Find the lines below that contain the word "水利部农村水利司" and count them. Only the number should be given.

- _SUPPLIED RECORDS_:
***

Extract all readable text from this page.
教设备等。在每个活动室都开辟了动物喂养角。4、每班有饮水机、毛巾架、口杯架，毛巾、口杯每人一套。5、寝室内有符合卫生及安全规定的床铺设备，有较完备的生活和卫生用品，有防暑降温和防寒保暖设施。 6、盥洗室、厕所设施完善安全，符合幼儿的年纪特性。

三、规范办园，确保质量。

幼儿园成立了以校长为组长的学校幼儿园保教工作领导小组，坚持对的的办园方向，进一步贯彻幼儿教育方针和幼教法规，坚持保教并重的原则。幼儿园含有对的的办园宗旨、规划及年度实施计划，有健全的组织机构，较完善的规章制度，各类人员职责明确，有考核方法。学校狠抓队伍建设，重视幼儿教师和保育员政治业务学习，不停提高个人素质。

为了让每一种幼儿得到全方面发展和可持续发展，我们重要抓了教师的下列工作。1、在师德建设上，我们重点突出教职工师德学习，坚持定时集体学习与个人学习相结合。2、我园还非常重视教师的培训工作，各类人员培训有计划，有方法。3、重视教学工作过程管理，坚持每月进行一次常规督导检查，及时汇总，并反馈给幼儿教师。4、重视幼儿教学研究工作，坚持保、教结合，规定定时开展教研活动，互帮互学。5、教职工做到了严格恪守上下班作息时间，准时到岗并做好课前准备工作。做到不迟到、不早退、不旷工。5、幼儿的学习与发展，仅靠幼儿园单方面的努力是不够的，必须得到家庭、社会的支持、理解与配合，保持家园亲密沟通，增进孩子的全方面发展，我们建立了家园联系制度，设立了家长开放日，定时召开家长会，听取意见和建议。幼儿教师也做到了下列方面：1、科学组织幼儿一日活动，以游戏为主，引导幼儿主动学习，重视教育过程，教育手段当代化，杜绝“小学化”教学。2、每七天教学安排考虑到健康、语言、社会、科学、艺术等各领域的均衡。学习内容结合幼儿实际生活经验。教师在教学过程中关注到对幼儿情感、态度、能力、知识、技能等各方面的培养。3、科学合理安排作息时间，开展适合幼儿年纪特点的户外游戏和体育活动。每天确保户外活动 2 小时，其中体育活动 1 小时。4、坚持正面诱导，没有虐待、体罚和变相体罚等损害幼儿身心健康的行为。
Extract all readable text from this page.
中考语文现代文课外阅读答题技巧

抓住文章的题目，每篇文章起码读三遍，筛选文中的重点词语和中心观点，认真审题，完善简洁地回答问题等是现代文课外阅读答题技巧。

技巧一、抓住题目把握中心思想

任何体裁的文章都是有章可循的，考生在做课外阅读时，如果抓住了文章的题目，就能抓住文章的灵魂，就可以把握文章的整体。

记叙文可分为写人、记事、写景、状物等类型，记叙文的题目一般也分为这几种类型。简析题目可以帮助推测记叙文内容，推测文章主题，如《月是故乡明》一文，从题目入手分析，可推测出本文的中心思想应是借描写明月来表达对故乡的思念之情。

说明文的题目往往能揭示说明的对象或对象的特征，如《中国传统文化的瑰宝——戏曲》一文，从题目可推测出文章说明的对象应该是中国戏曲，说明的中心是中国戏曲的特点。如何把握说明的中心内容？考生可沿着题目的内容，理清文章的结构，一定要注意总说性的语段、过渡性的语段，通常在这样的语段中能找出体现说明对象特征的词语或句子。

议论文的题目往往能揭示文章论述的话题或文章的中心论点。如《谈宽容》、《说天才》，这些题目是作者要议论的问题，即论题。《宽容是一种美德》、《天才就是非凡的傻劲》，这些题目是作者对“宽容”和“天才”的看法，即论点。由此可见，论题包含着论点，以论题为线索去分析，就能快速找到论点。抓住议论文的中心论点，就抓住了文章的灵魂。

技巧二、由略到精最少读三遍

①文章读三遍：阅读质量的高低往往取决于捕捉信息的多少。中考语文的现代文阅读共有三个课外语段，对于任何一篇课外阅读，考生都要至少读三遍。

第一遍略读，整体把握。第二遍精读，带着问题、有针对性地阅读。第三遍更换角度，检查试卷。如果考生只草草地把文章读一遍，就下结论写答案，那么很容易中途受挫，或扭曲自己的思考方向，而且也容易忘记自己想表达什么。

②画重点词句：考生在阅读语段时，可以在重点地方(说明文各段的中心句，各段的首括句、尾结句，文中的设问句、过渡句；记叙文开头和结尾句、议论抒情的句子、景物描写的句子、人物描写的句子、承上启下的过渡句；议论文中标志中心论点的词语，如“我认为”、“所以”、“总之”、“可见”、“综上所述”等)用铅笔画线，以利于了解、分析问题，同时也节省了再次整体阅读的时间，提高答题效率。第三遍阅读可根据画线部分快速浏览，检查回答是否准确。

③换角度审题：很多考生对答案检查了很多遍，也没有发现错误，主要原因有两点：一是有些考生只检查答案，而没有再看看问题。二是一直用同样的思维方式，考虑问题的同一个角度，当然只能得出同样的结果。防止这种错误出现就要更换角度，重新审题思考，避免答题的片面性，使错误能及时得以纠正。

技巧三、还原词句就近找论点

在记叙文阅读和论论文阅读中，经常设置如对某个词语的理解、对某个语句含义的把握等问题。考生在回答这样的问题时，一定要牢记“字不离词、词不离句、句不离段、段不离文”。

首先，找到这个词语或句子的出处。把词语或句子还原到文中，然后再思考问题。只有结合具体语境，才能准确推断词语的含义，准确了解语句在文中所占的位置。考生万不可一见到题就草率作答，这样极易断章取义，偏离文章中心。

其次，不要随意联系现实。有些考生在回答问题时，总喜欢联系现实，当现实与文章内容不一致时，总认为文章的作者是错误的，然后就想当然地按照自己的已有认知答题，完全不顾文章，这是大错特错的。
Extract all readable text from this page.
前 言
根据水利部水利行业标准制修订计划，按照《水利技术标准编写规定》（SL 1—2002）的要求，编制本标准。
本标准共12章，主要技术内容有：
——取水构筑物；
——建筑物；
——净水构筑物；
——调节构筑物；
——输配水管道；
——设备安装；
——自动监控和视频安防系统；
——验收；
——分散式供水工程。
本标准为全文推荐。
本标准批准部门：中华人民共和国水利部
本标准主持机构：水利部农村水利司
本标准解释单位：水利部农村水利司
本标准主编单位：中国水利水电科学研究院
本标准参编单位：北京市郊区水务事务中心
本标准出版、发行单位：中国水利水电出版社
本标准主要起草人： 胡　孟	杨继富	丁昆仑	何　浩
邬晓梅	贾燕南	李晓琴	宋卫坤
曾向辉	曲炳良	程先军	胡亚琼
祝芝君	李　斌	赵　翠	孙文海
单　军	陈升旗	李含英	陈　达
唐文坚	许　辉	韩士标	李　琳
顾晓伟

***

- _COMPLETE ANSWER_: 2